STUDY QUESTIONS:
(a) In the news report on the Flores trial verdicts, rewrite the passage from "Paul Flores’ jury has" to "around 11:37 a.m.", substituting "confidential" for "sealed".
(b) Write the next part of the news report on the Flores trial verdicts, picking up right after its final sentence.

-- PAGE EXCERPT follows --

Ruben Flores sits in Monterey County Superior Court as his jury announces they've reached a verdict on Monday, Oct. 17, 2022. Credit: Laura Dickinson | SLO Tribune

Editor’s note: This is a developing story and is updated as more information becomes available.

Ruben Flores’ jury reached a verdict Monday morning, marking the end of jury deliberations for the People v. Ruben Flores case.

Paul Flores’ jury has yet to reach a verdict. After they do, both verdicts will be read back-to-back outside the presence of the other jury — that is, the verdict for the Ruben Flores case will remain sealed until Paul Flores’ jury reaches their verdict.

Ruben Flores’ jury entered the courtroom on Monday around 11:37 a.m.

“Has the jury reached the verdict?” Judge Jennifer O’Keefe asked.

“Yes,” the foreperson for Ruben Flores’ jury replied.

The foreperson handed a sealed envelope containing the verdict to the court clerk, after which O’Keefe told the jury that the verdict reading will be delayed until Paul Flores’ jury reaches a verdict, as well. 

O’Keefe also instructed the jury not to discuss the case with anyone until both verdicts are reached. Throughout the trial, jurors have been repeatedly reminded not to speak about the case nor to consume any media about it until after the verdicts are read. 

Ruben Flores’ jury began deliberating on Oct. 5. However, the jury restarted their deliberations on Oct. 13, after a juror was dismissed and replaced with an alternate.

The jury deliberated with the alternate juror for part of the day on Oct. 13, the full day of Oct. 14 and the morning of Oct. 17.

Paul Flores’ jury began deliberating on Oct. 4, although Monday only marks about four full days of deliberations for them.

O’Keefe dismissed Ruben Flores’ jury from the courtroom around 11:45 a.m., asking them to be able to return to the courthouse within one hour in the case that Paul Flores’ jury reaches a verdict. 

Both cases will conclude after Paul Flores’ jury reaches a verdict.

Paul Flores’ attorney motions for mistrial, citing ‘inappropriate’ contact between the prosecution and the Smart family

Paul Flores’ attorney, Robert Sanger, made a motion for a mistrial outside of the presence of both juries after Ruben Flores’ jury was dismissed from the courtroom.

“There’s an issue I would not like to address if I didn’t have to,” Sanger told O’Keefe. “But I think I do.” 

Sanger said that his investigator, Ramona Messina, was in the hallway on Monday around 9 a.m. when she saw members of the prosecution team — namely prosecutor Christopher Peuvrelle, District Attorney investigator James Camp, SLO Sheriff’s Detective Clint Cole and SLO County Sheriff Ian Parkinson — hugging members of the Smart family in the presence of Paul Flores’ jury.

“I think that’s inappropriate,” Sanger said, citing that the interaction “clearly could have an influence on a jury that’s been out all these days.”

Sanger finished his motion by telling the Court that he was “forced by law to make a motion for a mistrial,” marking the ninth time that he has motioned for a mistrial throughout the case.

-- PAGE EXCERPT concluded --
-- ENTRIES SUPPLIED follows --

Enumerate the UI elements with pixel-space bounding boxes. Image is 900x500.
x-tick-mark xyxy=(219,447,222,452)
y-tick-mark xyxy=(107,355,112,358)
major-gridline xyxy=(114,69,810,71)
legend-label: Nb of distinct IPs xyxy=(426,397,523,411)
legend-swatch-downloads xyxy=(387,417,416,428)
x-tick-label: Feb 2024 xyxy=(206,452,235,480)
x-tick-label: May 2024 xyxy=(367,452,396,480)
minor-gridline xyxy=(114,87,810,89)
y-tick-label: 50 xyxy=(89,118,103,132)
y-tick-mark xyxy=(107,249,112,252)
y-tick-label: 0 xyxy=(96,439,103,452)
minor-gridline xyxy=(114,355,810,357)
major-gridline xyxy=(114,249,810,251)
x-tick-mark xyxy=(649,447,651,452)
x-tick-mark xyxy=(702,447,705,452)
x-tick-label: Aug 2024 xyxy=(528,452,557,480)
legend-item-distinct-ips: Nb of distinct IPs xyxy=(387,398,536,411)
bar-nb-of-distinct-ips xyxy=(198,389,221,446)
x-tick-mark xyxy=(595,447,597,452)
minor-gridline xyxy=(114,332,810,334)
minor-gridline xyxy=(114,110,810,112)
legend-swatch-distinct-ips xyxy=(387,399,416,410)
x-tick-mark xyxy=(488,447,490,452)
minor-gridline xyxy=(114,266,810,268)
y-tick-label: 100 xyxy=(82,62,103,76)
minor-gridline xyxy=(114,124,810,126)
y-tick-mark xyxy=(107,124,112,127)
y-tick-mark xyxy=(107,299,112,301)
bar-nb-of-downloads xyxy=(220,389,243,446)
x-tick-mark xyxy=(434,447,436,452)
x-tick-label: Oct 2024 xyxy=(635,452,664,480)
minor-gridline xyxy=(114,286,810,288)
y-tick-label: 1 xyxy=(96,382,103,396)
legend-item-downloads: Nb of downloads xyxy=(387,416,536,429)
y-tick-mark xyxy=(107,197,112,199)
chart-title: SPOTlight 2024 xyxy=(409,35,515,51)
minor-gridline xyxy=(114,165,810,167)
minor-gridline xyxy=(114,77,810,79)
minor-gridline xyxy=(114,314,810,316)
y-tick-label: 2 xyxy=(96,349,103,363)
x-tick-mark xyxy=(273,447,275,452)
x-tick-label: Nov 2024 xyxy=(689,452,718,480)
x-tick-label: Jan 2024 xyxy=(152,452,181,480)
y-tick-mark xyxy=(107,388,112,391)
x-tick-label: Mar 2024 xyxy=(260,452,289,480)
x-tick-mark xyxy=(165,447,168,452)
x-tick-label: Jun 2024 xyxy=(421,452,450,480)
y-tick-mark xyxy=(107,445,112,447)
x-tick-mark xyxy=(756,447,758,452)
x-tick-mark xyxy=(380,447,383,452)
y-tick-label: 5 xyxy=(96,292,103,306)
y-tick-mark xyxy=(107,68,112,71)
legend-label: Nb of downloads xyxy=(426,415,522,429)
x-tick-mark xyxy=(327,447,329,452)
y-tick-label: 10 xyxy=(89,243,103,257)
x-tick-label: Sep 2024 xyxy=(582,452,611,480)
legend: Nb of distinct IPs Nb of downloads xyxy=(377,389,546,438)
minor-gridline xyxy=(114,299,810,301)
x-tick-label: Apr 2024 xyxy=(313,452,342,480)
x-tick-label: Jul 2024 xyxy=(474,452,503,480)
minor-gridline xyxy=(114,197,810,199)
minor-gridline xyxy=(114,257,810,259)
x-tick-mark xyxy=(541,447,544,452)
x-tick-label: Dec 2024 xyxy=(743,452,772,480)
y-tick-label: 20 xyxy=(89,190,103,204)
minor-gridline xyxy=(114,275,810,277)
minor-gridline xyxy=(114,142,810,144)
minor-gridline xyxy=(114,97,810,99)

-- ENTRIES SUPPLIED concluded --

SOLVED TASKS:
(a)
Paul Flores’ jury has yet to reach a verdict. After they do, both verdicts will be read back-to-back outside the presence of the other jury — that is, the verdict for the Ruben Flores case will remain confidential until Paul Flores’ jury reaches their verdict.

Ruben Flores’ jury entered the courtroom on Monday around 11:37 a.m.

(b)
Peuvrelle responded to the motion, telling O’Keefe that it was “news to me” that the Court was going on record for the People v. Paul Flores case at all.

“A small degree of compassion is, in my view, entirely appropriate,” Peuvrelle said, asking O’Keefe to deny the request.

O’Keefe denied the motion for a mistrial, citing that members of the jury already know not to consider anything that happens outside of the courtroom as evidence. 

“These jurors have been admonished daily to disregard anything they learn outside of testimony,” O’Keefe said. “They have worked very hard to adhere to these admonishments.” 

Sanger responded to the denial of the motion, referring to the incident as “unforgivable.”

“Who knows what could put them over the edge, one way or another?” Sanger posed, asking the Court to read additional admonishments to the jury on Monday.

Upon Sanger’s request, O’Keefe asked Paul Flores’ jury to come back to the courtroom around 2:45 p.m., where she told them to “disregard anything that happens outside of court” as evidence for the case.

After the jury left the courtroom, Peuvrelle told the Court that he “did not have an opportunity to obtain any facts” before Sanger filed the motion. 

He clarified that he and investigator Camp did not hug members of the Smart family, telling O’Keefe that it was only the witness coordinator and Detective Cole.

“Detective Cole should not have done that,” Peuvrelle said, calling the interaction a “brief hug” in a “moment of comfort.”

“I had nothing to do with that,” Peuvrelle said, adding that he will be submitting a memorandum reflecting the events that led Sanger to file for a mistrial.

Sanger confirmed that Peuvrelle and Camp did not hug members of the Smart family, although he said Cole, the witness coordinator and Parkinson did. 

“I don’t think this is a minor breach,” Sanger said.

Paul Flores’ jury will continue deliberating until they reach a verdict.